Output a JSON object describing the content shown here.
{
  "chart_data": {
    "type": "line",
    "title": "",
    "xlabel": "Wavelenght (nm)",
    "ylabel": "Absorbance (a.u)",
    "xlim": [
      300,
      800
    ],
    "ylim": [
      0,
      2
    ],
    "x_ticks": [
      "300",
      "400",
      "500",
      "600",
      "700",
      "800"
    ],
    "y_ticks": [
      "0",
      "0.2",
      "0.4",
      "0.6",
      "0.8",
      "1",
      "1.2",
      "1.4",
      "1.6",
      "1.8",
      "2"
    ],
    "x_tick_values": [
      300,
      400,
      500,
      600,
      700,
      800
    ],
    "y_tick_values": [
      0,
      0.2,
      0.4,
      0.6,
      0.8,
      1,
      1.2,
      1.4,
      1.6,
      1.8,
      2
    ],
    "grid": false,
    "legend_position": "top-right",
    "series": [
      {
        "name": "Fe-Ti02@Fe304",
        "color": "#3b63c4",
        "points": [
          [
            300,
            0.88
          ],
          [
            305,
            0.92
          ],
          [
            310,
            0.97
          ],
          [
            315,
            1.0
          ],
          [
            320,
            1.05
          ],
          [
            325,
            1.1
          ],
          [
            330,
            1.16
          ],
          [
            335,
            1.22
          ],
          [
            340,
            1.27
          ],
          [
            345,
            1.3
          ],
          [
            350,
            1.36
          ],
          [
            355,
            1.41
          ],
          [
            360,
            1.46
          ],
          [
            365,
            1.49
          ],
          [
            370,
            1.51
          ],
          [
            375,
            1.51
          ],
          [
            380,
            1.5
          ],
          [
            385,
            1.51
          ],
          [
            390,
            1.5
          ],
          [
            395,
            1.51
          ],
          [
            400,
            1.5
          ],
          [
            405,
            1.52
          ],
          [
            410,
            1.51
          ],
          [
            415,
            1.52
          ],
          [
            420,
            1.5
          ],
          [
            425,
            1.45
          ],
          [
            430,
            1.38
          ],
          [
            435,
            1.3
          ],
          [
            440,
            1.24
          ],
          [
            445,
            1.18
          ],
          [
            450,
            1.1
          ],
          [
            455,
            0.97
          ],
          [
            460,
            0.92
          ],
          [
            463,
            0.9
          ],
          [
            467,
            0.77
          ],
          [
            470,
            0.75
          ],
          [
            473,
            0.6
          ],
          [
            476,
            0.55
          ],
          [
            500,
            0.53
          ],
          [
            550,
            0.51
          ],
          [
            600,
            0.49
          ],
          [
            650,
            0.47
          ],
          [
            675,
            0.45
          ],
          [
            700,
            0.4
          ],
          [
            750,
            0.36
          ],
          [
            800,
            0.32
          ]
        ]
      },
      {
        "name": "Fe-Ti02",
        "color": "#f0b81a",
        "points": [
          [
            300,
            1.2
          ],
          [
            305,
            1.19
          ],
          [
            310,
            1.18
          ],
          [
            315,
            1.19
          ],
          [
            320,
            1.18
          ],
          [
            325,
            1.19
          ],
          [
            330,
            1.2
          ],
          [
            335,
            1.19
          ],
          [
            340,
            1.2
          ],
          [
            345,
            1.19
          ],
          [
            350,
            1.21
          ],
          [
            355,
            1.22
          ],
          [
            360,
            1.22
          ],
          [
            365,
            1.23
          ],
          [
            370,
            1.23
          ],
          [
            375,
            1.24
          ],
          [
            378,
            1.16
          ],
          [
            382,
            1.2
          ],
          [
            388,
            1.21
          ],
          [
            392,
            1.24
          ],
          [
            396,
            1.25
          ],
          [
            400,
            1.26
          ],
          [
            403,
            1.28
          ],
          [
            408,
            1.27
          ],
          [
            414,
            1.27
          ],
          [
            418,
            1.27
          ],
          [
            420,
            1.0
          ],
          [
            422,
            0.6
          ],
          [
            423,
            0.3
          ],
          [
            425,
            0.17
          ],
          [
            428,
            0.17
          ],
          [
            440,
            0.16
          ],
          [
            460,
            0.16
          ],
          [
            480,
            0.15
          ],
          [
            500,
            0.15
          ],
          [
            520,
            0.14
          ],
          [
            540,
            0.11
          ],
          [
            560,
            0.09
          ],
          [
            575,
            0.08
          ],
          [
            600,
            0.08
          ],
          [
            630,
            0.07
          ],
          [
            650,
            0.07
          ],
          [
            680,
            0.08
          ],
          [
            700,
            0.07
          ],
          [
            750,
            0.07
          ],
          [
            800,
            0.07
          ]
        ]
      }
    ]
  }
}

*Problem description*
The records above are to be repeated exactly, in their entirety.

*Solution for this task*
Output a JSON object describing the content shown here.
{
  "chart_data": {
    "type": "line",
    "title": "",
    "xlabel": "Wavelenght (nm)",
    "ylabel": "Absorbance (a.u)",
    "xlim": [
      300,
      800
    ],
    "ylim": [
      0,
      2
    ],
    "x_ticks": [
      "300",
      "400",
      "500",
      "600",
      "700",
      "800"
    ],
    "y_ticks": [
      "0",
      "0.2",
      "0.4",
      "0.6",
      "0.8",
      "1",
      "1.2",
      "1.4",
      "1.6",
      "1.8",
      "2"
    ],
    "x_tick_values": [
      300,
      400,
      500,
      600,
      700,
      800
    ],
    "y_tick_values": [
      0,
      0.2,
      0.4,
      0.6,
      0.8,
      1,
      1.2,
      1.4,
      1.6,
      1.8,
      2
    ],
    "grid": false,
    "legend_position": "top-right",
    "series": [
      {
        "name": "Fe-Ti02@Fe304",
        "color": "#3b63c4",
        "points": [
          [
            300,
            0.88
          ],
          [
            305,
            0.92
          ],
          [
            310,
            0.97
          ],
          [
            315,
            1.0
          ],
          [
            320,
            1.05
          ],
          [
            325,
            1.1
          ],
          [
            330,
            1.16
          ],
          [
            335,
            1.22
          ],
          [
            340,
            1.27
          ],
          [
            345,
            1.3
          ],
          [
            350,
            1.36
          ],
          [
            355,
            1.41
          ],
          [
            360,
            1.46
          ],
          [
            365,
            1.49
          ],
          [
            370,
            1.51
          ],
          [
            375,
            1.51
          ],
          [
            380,
            1.5
          ],
          [
            385,
            1.51
          ],
          [
            390,
            1.5
          ],
          [
            395,
            1.51
          ],
          [
            400,
            1.5
          ],
          [
            405,
            1.52
          ],
          [
            410,
            1.51
          ],
          [
            415,
            1.52
          ],
          [
            420,
            1.5
          ],
          [
            425,
            1.45
          ],
          [
            430,
            1.38
          ],
          [
            435,
            1.3
          ],
          [
            440,
            1.24
          ],
          [
            445,
            1.18
          ],
          [
            450,
            1.1
          ],
          [
            455,
            0.97
          ],
          [
            460,
            0.92
          ],
          [
            463,
            0.9
          ],
          [
            467,
            0.77
          ],
          [
            470,
            0.75
          ],
          [
            473,
            0.6
          ],
          [
            476,
            0.55
          ],
          [
            500,
            0.53
          ],
          [
            550,
            0.51
          ],
          [
            600,
            0.49
          ],
          [
            650,
            0.47
          ],
          [
            675,
            0.45
          ],
          [
            700,
            0.4
          ],
          [
            750,
            0.36
          ],
          [
            800,
            0.32
          ]
        ]
      },
      {
        "name": "Fe-Ti02",
        "color": "#f0b81a",
        "points": [
          [
            300,
            1.2
          ],
          [
            305,
            1.19
          ],
          [
            310,
            1.18
          ],
          [
            315,
            1.19
          ],
          [
            320,
            1.18
          ],
          [
            325,
            1.19
          ],
          [
            330,
            1.2
          ],
          [
            335,
            1.19
          ],
          [
            340,
            1.2
          ],
          [
            345,
            1.19
          ],
          [
            350,
            1.21
          ],
          [
            355,
            1.22
          ],
          [
            360,
            1.22
          ],
          [
            365,
            1.23
          ],
          [
            370,
            1.23
          ],
          [
            375,
            1.24
          ],
          [
            378,
            1.16
          ],
          [
            382,
            1.2
          ],
          [
            388,
            1.21
          ],
          [
            392,
            1.24
          ],
          [
            396,
            1.25
          ],
          [
            400,
            1.26
          ],
          [
            403,
            1.28
          ],
          [
            408,
            1.27
          ],
          [
            414,
            1.27
          ],
          [
            418,
            1.27
          ],
          [
            420,
            1.0
          ],
          [
            422,
            0.6
          ],
          [
            423,
            0.3
          ],
          [
            425,
            0.17
          ],
          [
            428,
            0.17
          ],
          [
            440,
            0.16
          ],
          [
            460,
            0.16
          ],
          [
            480,
            0.15
          ],
          [
            500,
            0.15
          ],
          [
            520,
            0.14
          ],
          [
            540,
            0.11
          ],
          [
            560,
            0.09
          ],
          [
            575,
            0.08
          ],
          [
            600,
            0.08
          ],
          [
            630,
            0.07
          ],
          [
            650,
            0.07
          ],
          [
            680,
            0.08
          ],
          [
            700,
            0.07
          ],
          [
            750,
            0.07
          ],
          [
            800,
            0.07
          ]
        ]
      }
    ]
  }
}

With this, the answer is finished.